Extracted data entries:

***

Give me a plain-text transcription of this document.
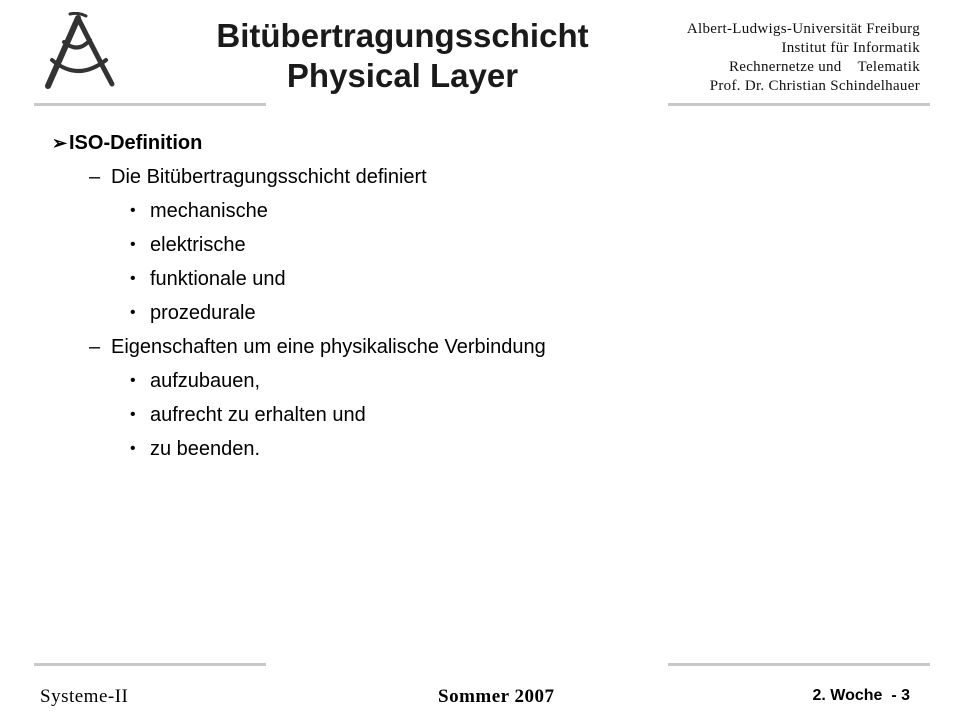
Bitübertragungsschicht
Physical Layer
Albert-Ludwigs-Universität Freiburg
Institut für Informatik
Rechnernetze und    Telematik
Prof. Dr. Christian Schindelhauer
➢ ISO-Definition
– Die Bitübertragungsschicht definiert
• mechanische
• elektrische
• funktionale und
• prozedurale
– Eigenschaften um eine physikalische Verbindung
• aufzubauen,
• aufrecht zu erhalten und
• zu beenden.
Systeme-II	Sommer 2007	2. Woche  - 3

***

Exact duplication of all the records is required; pictures are omitted from the copy.

Give me a plain-text transcription of this document.
Bitübertragungsschicht
Physical Layer
Albert-Ludwigs-Universität Freiburg
Institut für Informatik
Rechnernetze und    Telematik
Prof. Dr. Christian Schindelhauer
➢ ISO-Definition
– Die Bitübertragungsschicht definiert
• mechanische
• elektrische
• funktionale und
• prozedurale
– Eigenschaften um eine physikalische Verbindung
• aufzubauen,
• aufrecht zu erhalten und
• zu beenden.
Systeme-II	Sommer 2007	2. Woche  - 3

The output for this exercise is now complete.